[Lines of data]
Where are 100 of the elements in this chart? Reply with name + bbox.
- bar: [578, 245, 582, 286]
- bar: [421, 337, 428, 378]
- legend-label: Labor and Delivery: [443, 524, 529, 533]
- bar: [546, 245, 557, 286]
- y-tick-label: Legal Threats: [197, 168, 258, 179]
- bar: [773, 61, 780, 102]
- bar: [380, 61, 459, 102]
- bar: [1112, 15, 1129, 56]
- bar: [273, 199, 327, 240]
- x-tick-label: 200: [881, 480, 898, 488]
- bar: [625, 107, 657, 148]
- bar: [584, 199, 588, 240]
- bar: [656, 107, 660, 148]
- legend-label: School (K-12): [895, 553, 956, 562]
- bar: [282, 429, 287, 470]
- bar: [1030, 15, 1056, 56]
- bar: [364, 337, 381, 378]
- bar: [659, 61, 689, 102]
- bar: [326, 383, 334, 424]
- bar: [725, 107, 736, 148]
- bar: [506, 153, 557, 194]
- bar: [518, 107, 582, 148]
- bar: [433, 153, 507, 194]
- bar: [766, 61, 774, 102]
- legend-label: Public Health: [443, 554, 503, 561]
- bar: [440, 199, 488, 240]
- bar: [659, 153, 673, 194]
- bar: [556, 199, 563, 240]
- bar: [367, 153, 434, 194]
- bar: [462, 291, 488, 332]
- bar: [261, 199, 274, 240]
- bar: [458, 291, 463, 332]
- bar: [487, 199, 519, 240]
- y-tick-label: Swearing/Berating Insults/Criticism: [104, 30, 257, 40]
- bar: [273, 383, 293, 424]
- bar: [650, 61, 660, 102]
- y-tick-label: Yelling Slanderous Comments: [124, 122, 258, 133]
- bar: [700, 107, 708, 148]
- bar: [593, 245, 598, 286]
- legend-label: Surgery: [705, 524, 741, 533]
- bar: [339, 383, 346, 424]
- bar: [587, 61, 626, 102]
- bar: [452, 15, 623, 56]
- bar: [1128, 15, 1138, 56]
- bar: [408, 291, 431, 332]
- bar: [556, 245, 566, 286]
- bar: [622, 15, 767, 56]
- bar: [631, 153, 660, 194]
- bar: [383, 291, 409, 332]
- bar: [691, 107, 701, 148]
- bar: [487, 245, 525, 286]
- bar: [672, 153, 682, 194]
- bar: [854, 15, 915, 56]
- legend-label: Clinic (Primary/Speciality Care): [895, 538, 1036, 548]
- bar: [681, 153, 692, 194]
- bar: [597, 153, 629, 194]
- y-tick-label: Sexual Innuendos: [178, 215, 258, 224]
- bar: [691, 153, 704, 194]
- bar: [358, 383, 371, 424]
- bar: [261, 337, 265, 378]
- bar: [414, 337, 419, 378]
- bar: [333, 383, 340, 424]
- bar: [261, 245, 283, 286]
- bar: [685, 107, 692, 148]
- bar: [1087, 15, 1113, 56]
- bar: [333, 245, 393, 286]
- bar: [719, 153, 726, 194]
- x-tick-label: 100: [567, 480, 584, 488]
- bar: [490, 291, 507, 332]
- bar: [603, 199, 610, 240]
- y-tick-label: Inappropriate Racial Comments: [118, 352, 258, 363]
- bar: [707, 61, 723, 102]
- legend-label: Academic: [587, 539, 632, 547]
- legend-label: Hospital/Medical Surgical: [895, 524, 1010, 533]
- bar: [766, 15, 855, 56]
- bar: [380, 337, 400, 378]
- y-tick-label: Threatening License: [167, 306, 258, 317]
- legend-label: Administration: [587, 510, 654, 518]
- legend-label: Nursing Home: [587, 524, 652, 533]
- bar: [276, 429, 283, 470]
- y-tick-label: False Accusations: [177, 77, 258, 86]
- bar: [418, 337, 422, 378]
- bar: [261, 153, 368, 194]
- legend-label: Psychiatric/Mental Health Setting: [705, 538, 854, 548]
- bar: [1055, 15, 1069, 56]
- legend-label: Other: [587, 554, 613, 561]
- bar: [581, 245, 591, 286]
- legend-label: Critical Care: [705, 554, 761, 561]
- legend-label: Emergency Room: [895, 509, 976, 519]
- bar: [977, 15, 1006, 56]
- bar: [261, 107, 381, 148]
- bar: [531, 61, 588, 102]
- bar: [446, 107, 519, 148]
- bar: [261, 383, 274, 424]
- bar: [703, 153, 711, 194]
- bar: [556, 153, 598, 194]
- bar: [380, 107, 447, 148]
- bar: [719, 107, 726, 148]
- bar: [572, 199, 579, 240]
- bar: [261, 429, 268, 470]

[Exercise prompt]
Update the listing above by changing every "legend-label" to "legend-entry" and leaving all other text untouched.

[Full output]
Where are 100 of the elements in this chart? Reply with name + bbox.
- bar: [578, 245, 582, 286]
- bar: [421, 337, 428, 378]
- legend-entry: Labor and Delivery: [443, 524, 529, 533]
- bar: [546, 245, 557, 286]
- y-tick-label: Legal Threats: [197, 168, 258, 179]
- bar: [773, 61, 780, 102]
- bar: [380, 61, 459, 102]
- bar: [1112, 15, 1129, 56]
- bar: [273, 199, 327, 240]
- x-tick-label: 200: [881, 480, 898, 488]
- bar: [625, 107, 657, 148]
- bar: [584, 199, 588, 240]
- bar: [656, 107, 660, 148]
- legend-entry: School (K-12): [895, 553, 956, 562]
- bar: [282, 429, 287, 470]
- bar: [1030, 15, 1056, 56]
- bar: [364, 337, 381, 378]
- bar: [659, 61, 689, 102]
- bar: [326, 383, 334, 424]
- bar: [725, 107, 736, 148]
- bar: [506, 153, 557, 194]
- bar: [518, 107, 582, 148]
- bar: [433, 153, 507, 194]
- bar: [766, 61, 774, 102]
- legend-entry: Public Health: [443, 554, 503, 561]
- bar: [440, 199, 488, 240]
- bar: [659, 153, 673, 194]
- bar: [556, 199, 563, 240]
- bar: [367, 153, 434, 194]
- bar: [462, 291, 488, 332]
- bar: [261, 199, 274, 240]
- bar: [458, 291, 463, 332]
- bar: [487, 199, 519, 240]
- y-tick-label: Swearing/Berating Insults/Criticism: [104, 30, 257, 40]
- bar: [273, 383, 293, 424]
- bar: [650, 61, 660, 102]
- y-tick-label: Yelling Slanderous Comments: [124, 122, 258, 133]
- bar: [700, 107, 708, 148]
- bar: [593, 245, 598, 286]
- legend-entry: Surgery: [705, 524, 741, 533]
- bar: [339, 383, 346, 424]
- bar: [587, 61, 626, 102]
- bar: [452, 15, 623, 56]
- bar: [1128, 15, 1138, 56]
- bar: [408, 291, 431, 332]
- bar: [556, 245, 566, 286]
- bar: [622, 15, 767, 56]
- bar: [631, 153, 660, 194]
- bar: [383, 291, 409, 332]
- bar: [691, 107, 701, 148]
- bar: [487, 245, 525, 286]
- bar: [672, 153, 682, 194]
- bar: [854, 15, 915, 56]
- legend-entry: Clinic (Primary/Speciality Care): [895, 538, 1036, 548]
- bar: [681, 153, 692, 194]
- bar: [597, 153, 629, 194]
- y-tick-label: Sexual Innuendos: [178, 215, 258, 224]
- bar: [691, 153, 704, 194]
- bar: [358, 383, 371, 424]
- bar: [261, 337, 265, 378]
- bar: [414, 337, 419, 378]
- bar: [333, 383, 340, 424]
- bar: [261, 245, 283, 286]
- bar: [685, 107, 692, 148]
- bar: [1087, 15, 1113, 56]
- bar: [333, 245, 393, 286]
- bar: [719, 153, 726, 194]
- x-tick-label: 100: [567, 480, 584, 488]
- bar: [490, 291, 507, 332]
- bar: [603, 199, 610, 240]
- y-tick-label: Inappropriate Racial Comments: [118, 352, 258, 363]
- bar: [707, 61, 723, 102]
- legend-entry: Academic: [587, 539, 632, 547]
- legend-entry: Hospital/Medical Surgical: [895, 524, 1010, 533]
- bar: [766, 15, 855, 56]
- bar: [380, 337, 400, 378]
- y-tick-label: Threatening License: [167, 306, 258, 317]
- legend-entry: Administration: [587, 510, 654, 518]
- legend-entry: Nursing Home: [587, 524, 652, 533]
- bar: [276, 429, 283, 470]
- y-tick-label: False Accusations: [177, 77, 258, 86]
- bar: [418, 337, 422, 378]
- bar: [261, 153, 368, 194]
- legend-entry: Psychiatric/Mental Health Setting: [705, 538, 854, 548]
- bar: [1055, 15, 1069, 56]
- legend-entry: Other: [587, 554, 613, 561]
- bar: [581, 245, 591, 286]
- legend-entry: Critical Care: [705, 554, 761, 561]
- legend-entry: Emergency Room: [895, 509, 976, 519]
- bar: [977, 15, 1006, 56]
- bar: [261, 107, 381, 148]
- bar: [531, 61, 588, 102]
- bar: [446, 107, 519, 148]
- bar: [261, 383, 274, 424]
- bar: [703, 153, 711, 194]
- bar: [556, 153, 598, 194]
- bar: [380, 107, 447, 148]
- bar: [719, 107, 726, 148]
- bar: [572, 199, 579, 240]
- bar: [261, 429, 268, 470]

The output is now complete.